::: Provided data :::

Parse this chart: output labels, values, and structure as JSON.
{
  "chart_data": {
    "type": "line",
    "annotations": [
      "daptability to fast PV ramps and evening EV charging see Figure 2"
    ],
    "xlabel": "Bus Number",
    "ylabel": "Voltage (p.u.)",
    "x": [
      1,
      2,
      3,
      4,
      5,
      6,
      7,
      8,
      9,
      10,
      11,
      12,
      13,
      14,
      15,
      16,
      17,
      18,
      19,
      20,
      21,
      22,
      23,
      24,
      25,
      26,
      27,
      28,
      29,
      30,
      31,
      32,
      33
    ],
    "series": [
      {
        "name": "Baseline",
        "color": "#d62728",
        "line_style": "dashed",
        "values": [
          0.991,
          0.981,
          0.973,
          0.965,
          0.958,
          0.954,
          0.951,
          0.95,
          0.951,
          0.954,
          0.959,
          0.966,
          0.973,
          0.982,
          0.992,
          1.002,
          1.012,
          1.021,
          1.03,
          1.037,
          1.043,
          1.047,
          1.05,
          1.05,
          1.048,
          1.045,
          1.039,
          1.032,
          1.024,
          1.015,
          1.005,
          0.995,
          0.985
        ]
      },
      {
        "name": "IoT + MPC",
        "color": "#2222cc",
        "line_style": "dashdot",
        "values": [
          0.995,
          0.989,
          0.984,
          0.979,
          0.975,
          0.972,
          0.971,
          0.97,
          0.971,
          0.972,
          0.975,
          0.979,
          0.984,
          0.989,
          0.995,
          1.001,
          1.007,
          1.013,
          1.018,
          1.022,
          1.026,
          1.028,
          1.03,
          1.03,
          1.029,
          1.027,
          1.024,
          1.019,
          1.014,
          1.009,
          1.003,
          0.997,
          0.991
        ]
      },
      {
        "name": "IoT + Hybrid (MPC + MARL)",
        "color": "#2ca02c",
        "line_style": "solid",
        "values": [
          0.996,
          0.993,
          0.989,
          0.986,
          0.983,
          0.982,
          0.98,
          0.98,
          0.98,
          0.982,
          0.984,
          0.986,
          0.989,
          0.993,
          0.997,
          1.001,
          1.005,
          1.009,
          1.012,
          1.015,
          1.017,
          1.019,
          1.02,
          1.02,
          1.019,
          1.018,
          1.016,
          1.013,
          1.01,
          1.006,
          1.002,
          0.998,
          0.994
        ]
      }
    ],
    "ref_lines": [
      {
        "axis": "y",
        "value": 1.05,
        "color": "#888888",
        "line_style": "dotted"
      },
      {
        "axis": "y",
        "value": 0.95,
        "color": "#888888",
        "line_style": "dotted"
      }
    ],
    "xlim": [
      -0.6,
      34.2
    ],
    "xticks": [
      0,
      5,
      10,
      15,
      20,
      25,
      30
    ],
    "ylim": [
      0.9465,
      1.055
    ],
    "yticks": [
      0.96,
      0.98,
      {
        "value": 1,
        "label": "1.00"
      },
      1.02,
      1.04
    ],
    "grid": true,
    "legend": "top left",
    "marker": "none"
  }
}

:::

> [Directions for this task]
Output all preceding records character for character.

> [Exercise solution]
Parse this chart: output labels, values, and structure as JSON.
{
  "chart_data": {
    "type": "line",
    "annotations": [
      "daptability to fast PV ramps and evening EV charging see Figure 2"
    ],
    "xlabel": "Bus Number",
    "ylabel": "Voltage (p.u.)",
    "x": [
      1,
      2,
      3,
      4,
      5,
      6,
      7,
      8,
      9,
      10,
      11,
      12,
      13,
      14,
      15,
      16,
      17,
      18,
      19,
      20,
      21,
      22,
      23,
      24,
      25,
      26,
      27,
      28,
      29,
      30,
      31,
      32,
      33
    ],
    "series": [
      {
        "name": "Baseline",
        "color": "#d62728",
        "line_style": "dashed",
        "values": [
          0.991,
          0.981,
          0.973,
          0.965,
          0.958,
          0.954,
          0.951,
          0.95,
          0.951,
          0.954,
          0.959,
          0.966,
          0.973,
          0.982,
          0.992,
          1.002,
          1.012,
          1.021,
          1.03,
          1.037,
          1.043,
          1.047,
          1.05,
          1.05,
          1.048,
          1.045,
          1.039,
          1.032,
          1.024,
          1.015,
          1.005,
          0.995,
          0.985
        ]
      },
      {
        "name": "IoT + MPC",
        "color": "#2222cc",
        "line_style": "dashdot",
        "values": [
          0.995,
          0.989,
          0.984,
          0.979,
          0.975,
          0.972,
          0.971,
          0.97,
          0.971,
          0.972,
          0.975,
          0.979,
          0.984,
          0.989,
          0.995,
          1.001,
          1.007,
          1.013,
          1.018,
          1.022,
          1.026,
          1.028,
          1.03,
          1.03,
          1.029,
          1.027,
          1.024,
          1.019,
          1.014,
          1.009,
          1.003,
          0.997,
          0.991
        ]
      },
      {
        "name": "IoT + Hybrid (MPC + MARL)",
        "color": "#2ca02c",
        "line_style": "solid",
        "values": [
          0.996,
          0.993,
          0.989,
          0.986,
          0.983,
          0.982,
          0.98,
          0.98,
          0.98,
          0.982,
          0.984,
          0.986,
          0.989,
          0.993,
          0.997,
          1.001,
          1.005,
          1.009,
          1.012,
          1.015,
          1.017,
          1.019,
          1.02,
          1.02,
          1.019,
          1.018,
          1.016,
          1.013,
          1.01,
          1.006,
          1.002,
          0.998,
          0.994
        ]
      }
    ],
    "ref_lines": [
      {
        "axis": "y",
        "value": 1.05,
        "color": "#888888",
        "line_style": "dotted"
      },
      {
        "axis": "y",
        "value": 0.95,
        "color": "#888888",
        "line_style": "dotted"
      }
    ],
    "xlim": [
      -0.6,
      34.2
    ],
    "xticks": [
      0,
      5,
      10,
      15,
      20,
      25,
      30
    ],
    "ylim": [
      0.9465,
      1.055
    ],
    "yticks": [
      0.96,
      0.98,
      {
        "value": 1,
        "label": "1.00"
      },
      1.02,
      1.04
    ],
    "grid": true,
    "legend": "top left",
    "marker": "none"
  }
}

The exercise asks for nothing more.